## Stated exercise
Reproduce the entries in full, with no changes.

>>>>>

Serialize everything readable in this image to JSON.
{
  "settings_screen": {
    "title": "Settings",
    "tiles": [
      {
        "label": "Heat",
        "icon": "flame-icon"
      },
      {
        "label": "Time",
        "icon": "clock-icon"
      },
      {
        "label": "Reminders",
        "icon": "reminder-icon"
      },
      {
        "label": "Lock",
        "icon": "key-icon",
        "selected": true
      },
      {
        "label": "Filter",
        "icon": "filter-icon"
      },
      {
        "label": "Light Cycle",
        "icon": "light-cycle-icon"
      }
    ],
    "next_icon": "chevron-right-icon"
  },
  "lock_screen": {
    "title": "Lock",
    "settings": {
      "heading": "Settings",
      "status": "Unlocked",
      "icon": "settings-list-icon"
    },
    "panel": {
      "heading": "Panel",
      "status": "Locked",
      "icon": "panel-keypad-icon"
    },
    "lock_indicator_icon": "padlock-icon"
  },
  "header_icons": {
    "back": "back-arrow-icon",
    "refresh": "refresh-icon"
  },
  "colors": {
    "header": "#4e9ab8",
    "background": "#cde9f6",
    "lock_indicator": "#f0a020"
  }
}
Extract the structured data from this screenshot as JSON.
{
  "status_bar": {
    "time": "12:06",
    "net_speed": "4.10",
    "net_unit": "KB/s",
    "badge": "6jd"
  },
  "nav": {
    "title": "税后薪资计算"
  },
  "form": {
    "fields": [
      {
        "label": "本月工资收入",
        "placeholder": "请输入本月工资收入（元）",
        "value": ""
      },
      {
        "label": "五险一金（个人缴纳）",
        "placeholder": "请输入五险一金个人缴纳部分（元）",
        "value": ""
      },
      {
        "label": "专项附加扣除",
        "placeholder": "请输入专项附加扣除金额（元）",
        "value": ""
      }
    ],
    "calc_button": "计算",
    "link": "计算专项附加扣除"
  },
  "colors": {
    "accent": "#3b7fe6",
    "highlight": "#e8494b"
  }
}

<<<<<

## Solution
Serialize everything readable in this image to JSON.
{
  "settings_screen": {
    "title": "Settings",
    "tiles": [
      {
        "label": "Heat",
        "icon": "flame-icon"
      },
      {
        "label": "Time",
        "icon": "clock-icon"
      },
      {
        "label": "Reminders",
        "icon": "reminder-icon"
      },
      {
        "label": "Lock",
        "icon": "key-icon",
        "selected": true
      },
      {
        "label": "Filter",
        "icon": "filter-icon"
      },
      {
        "label": "Light Cycle",
        "icon": "light-cycle-icon"
      }
    ],
    "next_icon": "chevron-right-icon"
  },
  "lock_screen": {
    "title": "Lock",
    "settings": {
      "heading": "Settings",
      "status": "Unlocked",
      "icon": "settings-list-icon"
    },
    "panel": {
      "heading": "Panel",
      "status": "Locked",
      "icon": "panel-keypad-icon"
    },
    "lock_indicator_icon": "padlock-icon"
  },
  "header_icons": {
    "back": "back-arrow-icon",
    "refresh": "refresh-icon"
  },
  "colors": {
    "header": "#4e9ab8",
    "background": "#cde9f6",
    "lock_indicator": "#f0a020"
  }
}
Extract the structured data from this screenshot as JSON.
{
  "status_bar": {
    "time": "12:06",
    "net_speed": "4.10",
    "net_unit": "KB/s",
    "badge": "6jd"
  },
  "nav": {
    "title": "税后薪资计算"
  },
  "form": {
    "fields": [
      {
        "label": "本月工资收入",
        "placeholder": "请输入本月工资收入（元）",
        "value": ""
      },
      {
        "label": "五险一金（个人缴纳）",
        "placeholder": "请输入五险一金个人缴纳部分（元）",
        "value": ""
      },
      {
        "label": "专项附加扣除",
        "placeholder": "请输入专项附加扣除金额（元）",
        "value": ""
      }
    ],
    "calc_button": "计算",
    "link": "计算专项附加扣除"
  },
  "colors": {
    "accent": "#3b7fe6",
    "highlight": "#e8494b"
  }
}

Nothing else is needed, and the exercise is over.